WORK TO COMPLETE: Using the records that follow, copy every line containing the word "Codes".
-- start of RECORDS SHOWN --
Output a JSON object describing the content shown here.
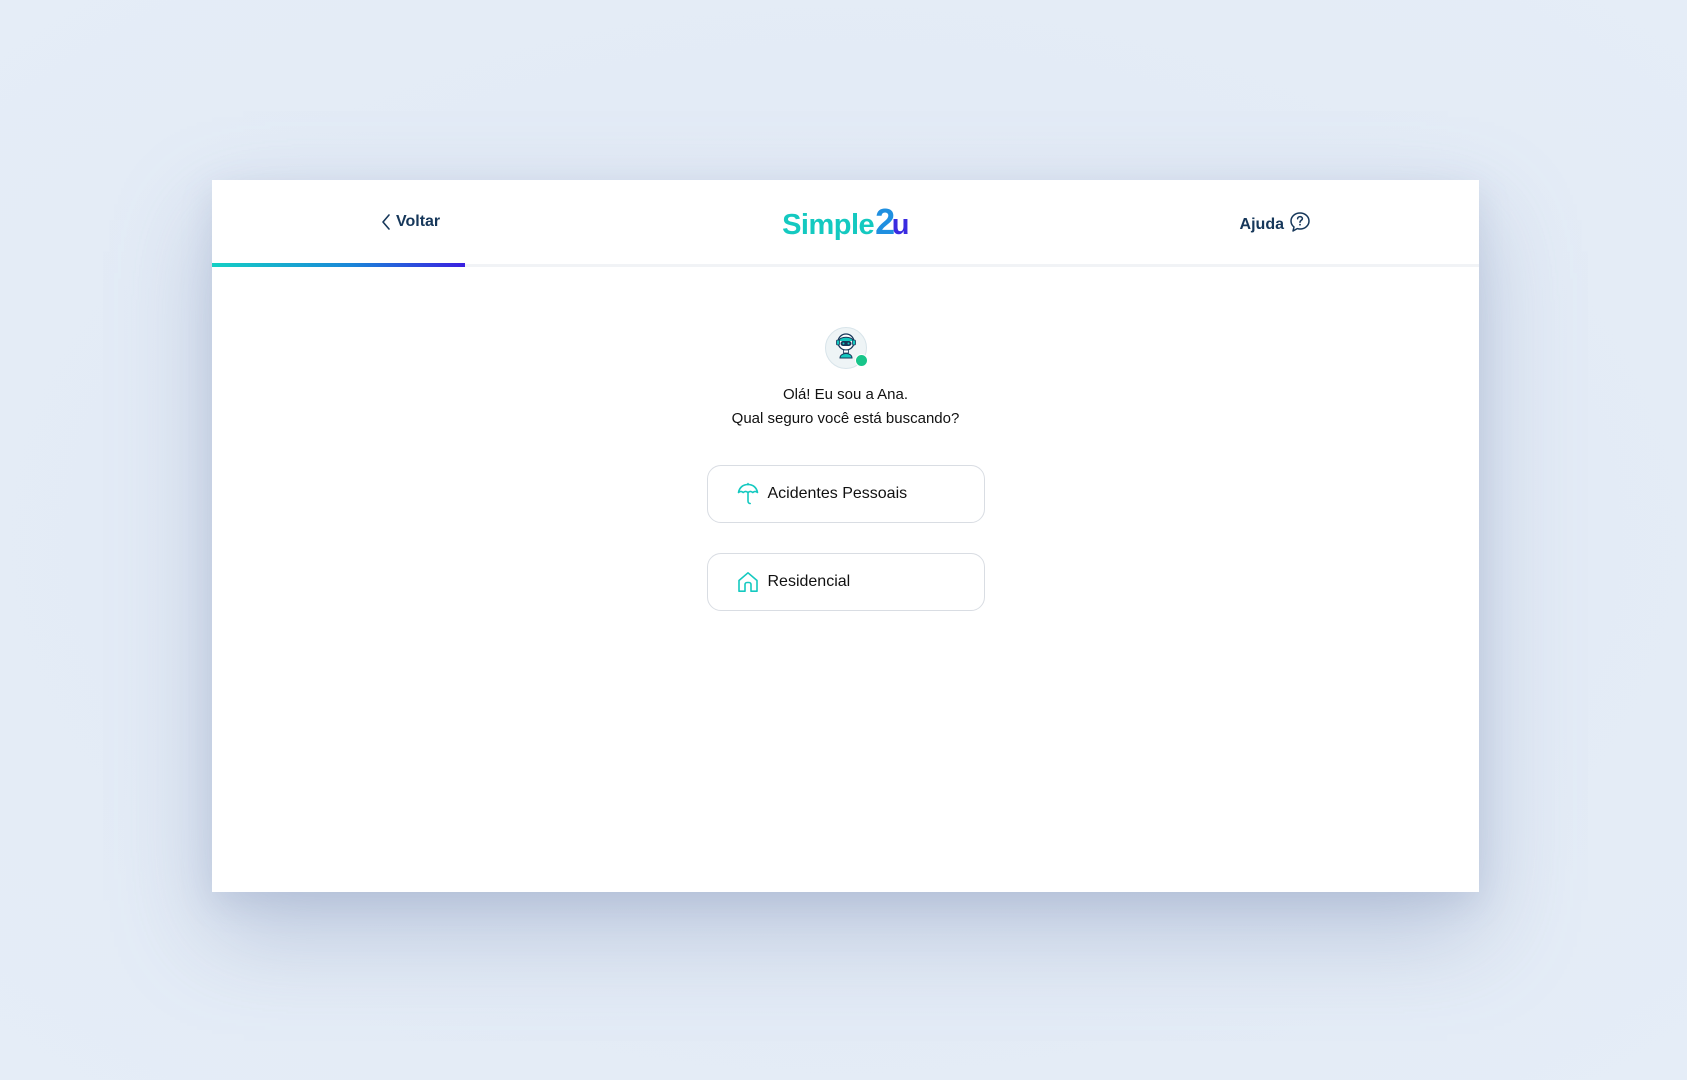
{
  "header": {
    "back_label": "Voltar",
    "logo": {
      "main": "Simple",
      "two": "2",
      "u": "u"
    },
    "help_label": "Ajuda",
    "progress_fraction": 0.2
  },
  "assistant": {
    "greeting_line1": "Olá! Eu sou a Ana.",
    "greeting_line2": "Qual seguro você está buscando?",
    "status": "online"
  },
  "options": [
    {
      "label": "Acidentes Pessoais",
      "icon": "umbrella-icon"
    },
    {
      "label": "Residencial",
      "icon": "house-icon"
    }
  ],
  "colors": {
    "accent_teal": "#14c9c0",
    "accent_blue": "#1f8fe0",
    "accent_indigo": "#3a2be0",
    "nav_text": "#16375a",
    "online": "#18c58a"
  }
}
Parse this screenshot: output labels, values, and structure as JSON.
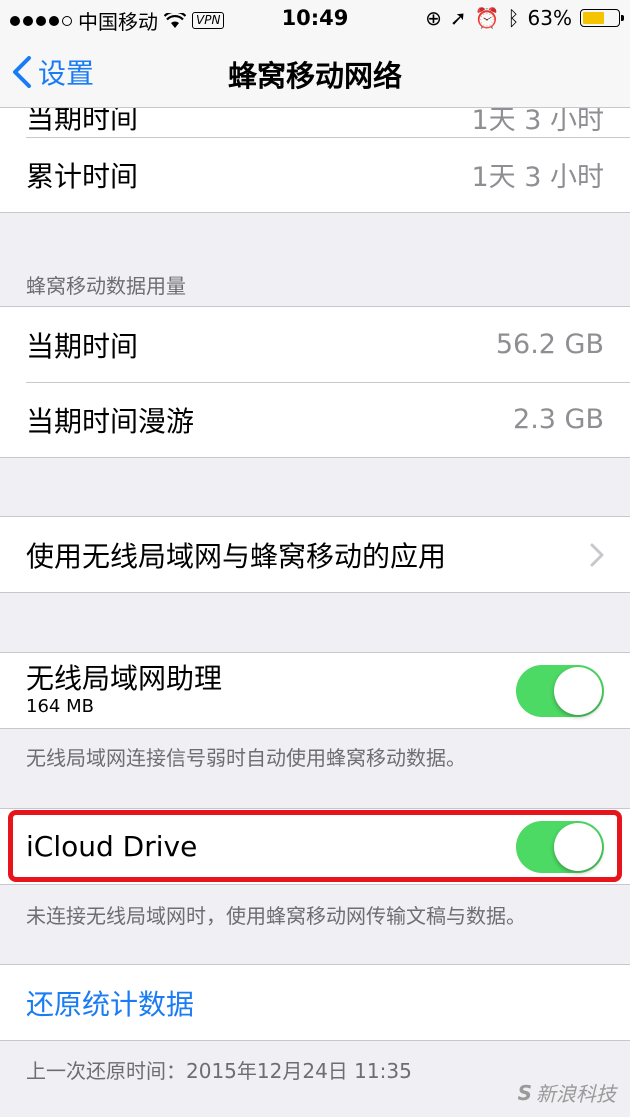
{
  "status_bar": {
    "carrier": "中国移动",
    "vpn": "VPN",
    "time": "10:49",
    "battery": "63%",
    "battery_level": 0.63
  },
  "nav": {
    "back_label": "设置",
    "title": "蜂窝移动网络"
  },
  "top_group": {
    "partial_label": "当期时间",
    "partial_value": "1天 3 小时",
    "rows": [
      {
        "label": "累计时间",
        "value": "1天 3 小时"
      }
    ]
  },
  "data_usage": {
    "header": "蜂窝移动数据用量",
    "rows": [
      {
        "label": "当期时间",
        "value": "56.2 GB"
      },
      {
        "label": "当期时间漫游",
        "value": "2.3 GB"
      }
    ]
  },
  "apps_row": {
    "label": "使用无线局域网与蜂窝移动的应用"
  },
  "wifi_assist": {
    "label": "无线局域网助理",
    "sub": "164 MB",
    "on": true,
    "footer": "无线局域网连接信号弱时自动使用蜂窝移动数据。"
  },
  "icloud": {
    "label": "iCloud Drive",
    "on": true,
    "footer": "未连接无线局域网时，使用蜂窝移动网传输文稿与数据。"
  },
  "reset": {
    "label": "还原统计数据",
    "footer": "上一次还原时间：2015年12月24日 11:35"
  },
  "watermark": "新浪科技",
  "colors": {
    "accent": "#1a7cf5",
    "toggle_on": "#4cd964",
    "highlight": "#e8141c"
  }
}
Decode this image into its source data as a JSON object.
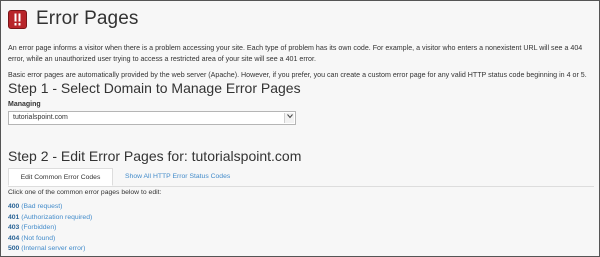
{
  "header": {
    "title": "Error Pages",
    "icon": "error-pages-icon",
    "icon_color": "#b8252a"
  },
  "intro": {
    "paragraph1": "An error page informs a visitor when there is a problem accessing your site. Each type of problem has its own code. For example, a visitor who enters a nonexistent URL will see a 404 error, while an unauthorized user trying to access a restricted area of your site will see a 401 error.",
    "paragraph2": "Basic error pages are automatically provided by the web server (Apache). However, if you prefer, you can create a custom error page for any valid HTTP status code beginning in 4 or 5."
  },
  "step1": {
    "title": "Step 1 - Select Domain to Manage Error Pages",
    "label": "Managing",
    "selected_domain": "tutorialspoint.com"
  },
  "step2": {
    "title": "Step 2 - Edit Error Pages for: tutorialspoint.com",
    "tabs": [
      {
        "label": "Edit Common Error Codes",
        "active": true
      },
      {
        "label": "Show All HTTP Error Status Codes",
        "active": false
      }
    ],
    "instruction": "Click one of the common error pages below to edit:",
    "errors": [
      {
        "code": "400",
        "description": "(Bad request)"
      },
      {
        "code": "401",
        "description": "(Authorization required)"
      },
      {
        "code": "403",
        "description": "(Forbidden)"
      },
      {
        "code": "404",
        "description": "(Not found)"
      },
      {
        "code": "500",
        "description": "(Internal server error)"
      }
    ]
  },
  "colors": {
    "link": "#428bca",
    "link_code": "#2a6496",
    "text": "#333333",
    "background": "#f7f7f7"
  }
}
-- end of RECORDS SHOWN --
-- start of RECORDS SHOWN --
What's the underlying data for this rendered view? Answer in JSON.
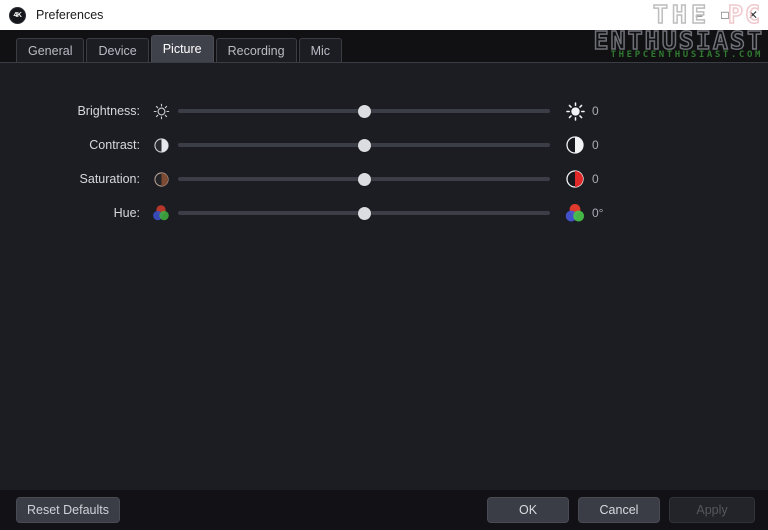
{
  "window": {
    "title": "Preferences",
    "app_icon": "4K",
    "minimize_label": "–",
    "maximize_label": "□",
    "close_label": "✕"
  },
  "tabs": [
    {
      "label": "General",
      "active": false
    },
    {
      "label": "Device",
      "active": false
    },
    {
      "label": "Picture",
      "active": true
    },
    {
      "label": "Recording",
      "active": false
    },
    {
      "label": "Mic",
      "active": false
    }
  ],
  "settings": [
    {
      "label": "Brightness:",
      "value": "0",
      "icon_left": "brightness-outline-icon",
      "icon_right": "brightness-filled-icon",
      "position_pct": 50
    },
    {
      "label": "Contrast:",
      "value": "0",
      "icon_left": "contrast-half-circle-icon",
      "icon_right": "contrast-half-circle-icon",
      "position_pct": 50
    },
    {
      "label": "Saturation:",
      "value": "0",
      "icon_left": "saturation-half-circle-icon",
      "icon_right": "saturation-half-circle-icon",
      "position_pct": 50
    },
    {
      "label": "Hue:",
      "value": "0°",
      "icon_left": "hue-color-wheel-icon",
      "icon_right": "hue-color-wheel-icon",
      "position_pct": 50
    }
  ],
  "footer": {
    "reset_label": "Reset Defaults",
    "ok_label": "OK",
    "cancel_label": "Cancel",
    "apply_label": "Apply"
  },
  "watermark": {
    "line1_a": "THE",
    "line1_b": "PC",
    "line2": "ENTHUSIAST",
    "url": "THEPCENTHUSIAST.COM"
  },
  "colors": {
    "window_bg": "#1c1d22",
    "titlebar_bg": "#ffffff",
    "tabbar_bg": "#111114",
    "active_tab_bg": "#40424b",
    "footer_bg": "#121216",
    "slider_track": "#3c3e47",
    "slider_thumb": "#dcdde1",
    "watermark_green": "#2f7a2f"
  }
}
-- end of RECORDS SHOWN --
RESULT OF THIS EXERCISE:
        "label": "Edit Common Error Codes",
        "label": "Show All HTTP Error Status Codes",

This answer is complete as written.